→ **TASK DESCRIPTION**
Go through the data below. List every line that holds the word "Malkoen".

— start STORED RECORDS —

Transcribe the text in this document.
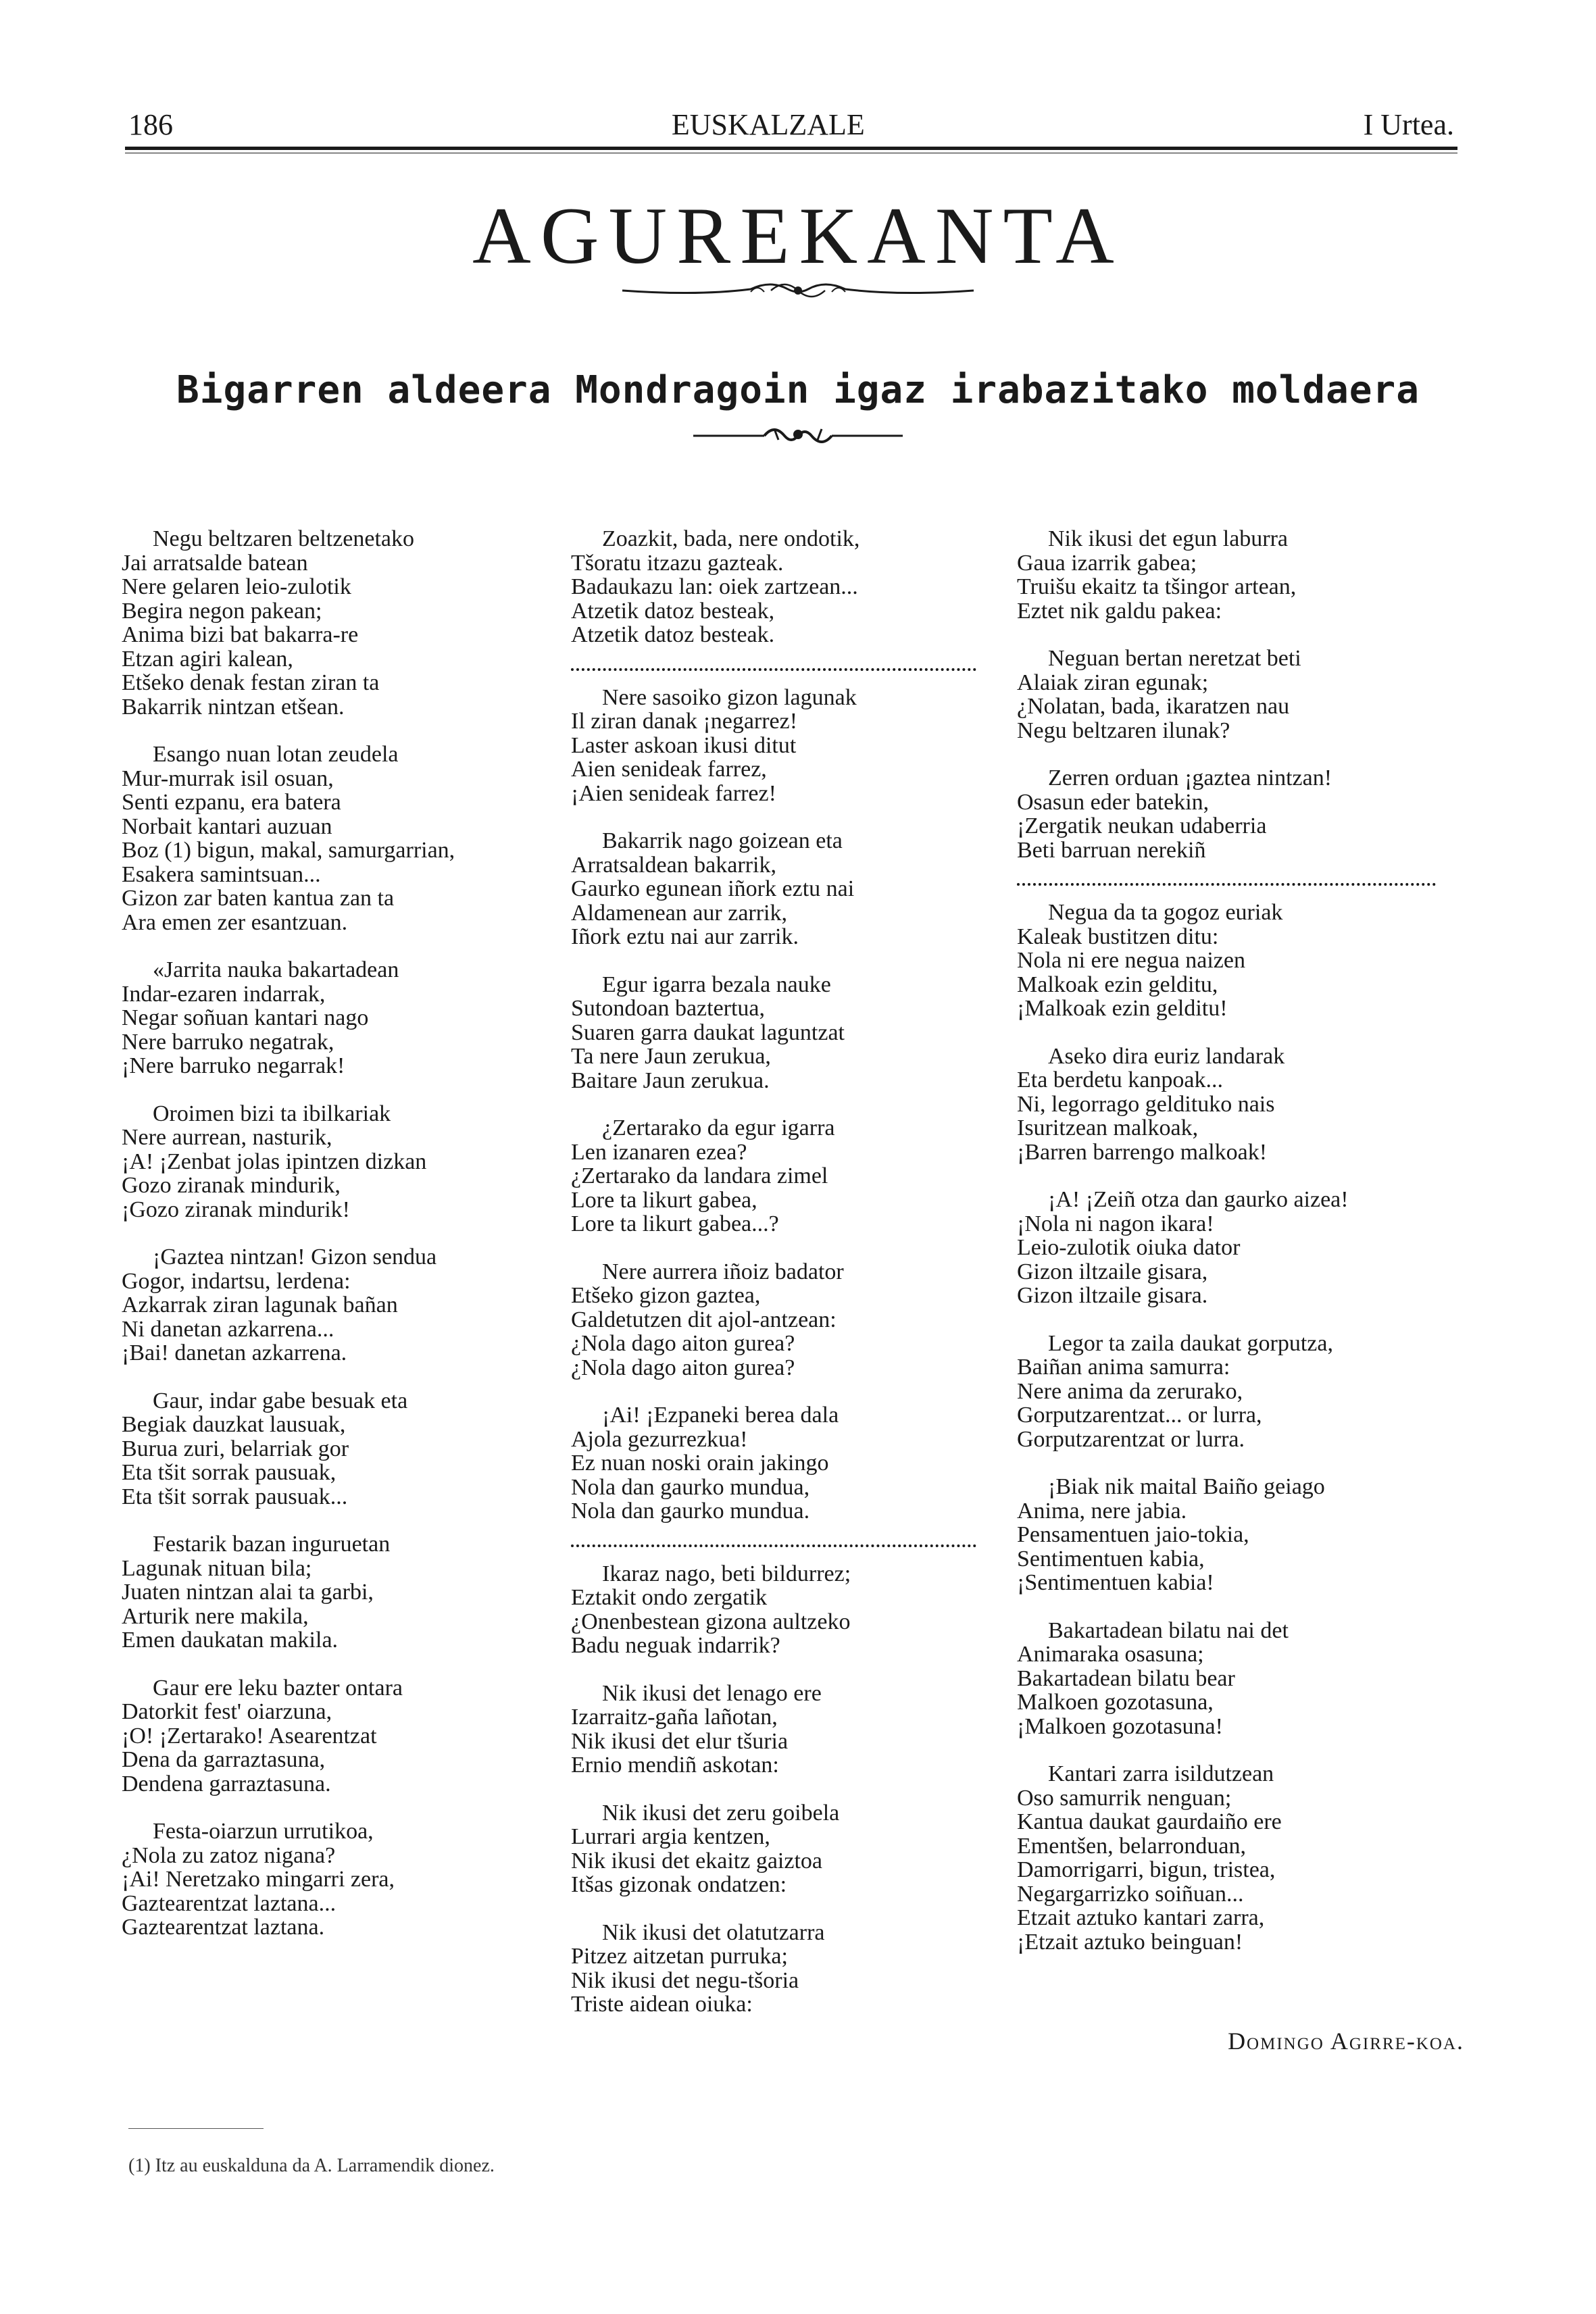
186	EUSKALZALE	I Urtea.
AGUREKANTA
Bigarren aldeera Mondragoin igaz irabazitako moldaera
Negu beltzaren beltzenetako
Jai arratsalde batean
Nere gelaren leio-zulotik
Begira negon pakean;
Anima bizi bat bakarra-re
Etzan agiri kalean,
Etšeko denak festan ziran ta
Bakarrik nintzan etšean.
Esango nuan lotan zeudela
Mur-murrak isil osuan,
Senti ezpanu, era batera
Norbait kantari auzuan
Boz (1) bigun, makal, samurgarrian,
Esakera samintsuan...
Gizon zar baten kantua zan ta
Ara emen zer esantzuan.
«Jarrita nauka bakartadean
Indar-ezaren indarrak,
Negar soñuan kantari nago
Nere barruko negatrak,
¡Nere barruko negarrak!
Oroimen bizi ta ibilkariak
Nere aurrean, nasturik,
¡A! ¡Zenbat jolas ipintzen dizkan
Gozo ziranak mindurik,
¡Gozo ziranak mindurik!
¡Gaztea nintzan! Gizon sendua
Gogor, indartsu, lerdena:
Azkarrak ziran lagunak bañan
Ni danetan azkarrena...
¡Bai! danetan azkarrena.
Gaur, indar gabe besuak eta
Begiak dauzkat lausuak,
Burua zuri, belarriak gor
Eta tšit sorrak pausuak,
Eta tšit sorrak pausuak...
Festarik bazan inguruetan
Lagunak nituan bila;
Juaten nintzan alai ta garbi,
Arturik nere makila,
Emen daukatan makila.
Gaur ere leku bazter ontara
Datorkit fest' oiarzuna,
¡O! ¡Zertarako! Asearentzat
Dena da garraztasuna,
Dendena garraztasuna.
Festa-oiarzun urrutikoa,
¿Nola zu zatoz nigana?
¡Ai! Neretzako mingarri zera,
Gaztearentzat laztana...
Gaztearentzat laztana.
Zoazkit, bada, nere ondotik,
Tšoratu itzazu gazteak.
Badaukazu lan: oiek zartzean...
Atzetik datoz besteak,
Atzetik datoz besteak.
Nere sasoiko gizon lagunak
Il ziran danak ¡negarrez!
Laster askoan ikusi ditut
Aien senideak farrez,
¡Aien senideak farrez!
Bakarrik nago goizean eta
Arratsaldean bakarrik,
Gaurko egunean iñork eztu nai
Aldamenean aur zarrik,
Iñork eztu nai aur zarrik.
Egur igarra bezala nauke
Sutondoan baztertua,
Suaren garra daukat laguntzat
Ta nere Jaun zerukua,
Baitare Jaun zerukua.
¿Zertarako da egur igarra
Len izanaren ezea?
¿Zertarako da landara zimel
Lore ta likurt gabea,
Lore ta likurt gabea...?
Nere aurrera iñoiz badator
Etšeko gizon gaztea,
Galdetutzen dit ajol-antzean:
¿Nola dago aiton gurea?
¿Nola dago aiton gurea?
¡Ai! ¡Ezpaneki berea dala
Ajola gezurrezkua!
Ez nuan noski orain jakingo
Nola dan gaurko mundua,
Nola dan gaurko mundua.
Ikaraz nago, beti bildurrez;
Eztakit ondo zergatik
¿Onenbestean gizona aultzeko
Badu neguak indarrik?
Nik ikusi det lenago ere
Izarraitz-gaña lañotan,
Nik ikusi det elur tšuria
Ernio mendiñ askotan:
Nik ikusi det zeru goibela
Lurrari argia kentzen,
Nik ikusi det ekaitz gaiztoa
Itšas gizonak ondatzen:
Nik ikusi det olatutzarra
Pitzez aitzetan purruka;
Nik ikusi det negu-tšoria
Triste aidean oiuka:
Nik ikusi det egun laburra
Gaua izarrik gabea;
Truišu ekaitz ta tšingor artean,
Eztet nik galdu pakea:
Neguan bertan neretzat beti
Alaiak ziran egunak;
¿Nolatan, bada, ikaratzen nau
Negu beltzaren ilunak?
Zerren orduan ¡gaztea nintzan!
Osasun eder batekin,
¡Zergatik neukan udaberria
Beti barruan nerekiñ
Negua da ta gogoz euriak
Kaleak bustitzen ditu:
Nola ni ere negua naizen
Malkoak ezin gelditu,
¡Malkoak ezin geldituǃ
Aseko dira euriz landarak
Eta berdetu kanpoak...
Ni, legorrago gelditukо nais
Isuritzean malkoak,
¡Barren barrengo malkoak!
¡A! ¡Zeiñ otza dan gaurko aizea!
¡Nola ni nagon ikara!
Leio-zulotik oiuka dator
Gizon iltzaile gisara,
Gizon iltzaile gisara.
Legor ta zaila daukat gorputza,
Baiñan anima samurra:
Nere anima da zerurako,
Gorputzarentzat... or lurra,
Gorputzarentzat or lurra.
¡Biak nik maital Baiño geiago
Anima, nere jabia.
Pensamentuen jaio-tokia,
Sentimentuen kabia,
¡Sentimentuen kabia!
Bakartadean bilatu nai det
Animaraka osasuna;
Bakartadean bilatu bear
Malkoen gozotasuna,
¡Malkoen gozotasuna!
Kantari zarra isildutzean
Oso samurrik nenguan;
Kantua daukat gaurdaiño ere
Ementšen, belarronduan,
Damorrigarri, bigun, tristea,
Negargarrizko soiñuan...
Etzait aztuko kantari zarra,
¡Etzait aztuko beinguan!
Domingo Agirre-koa.
(1) Itz au euskalduna da A. Larramendik dionez.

— end STORED RECORDS —

→ **FINISHED ANSWER**
Malkoen gozotasuna,
¡Malkoen gozotasuna!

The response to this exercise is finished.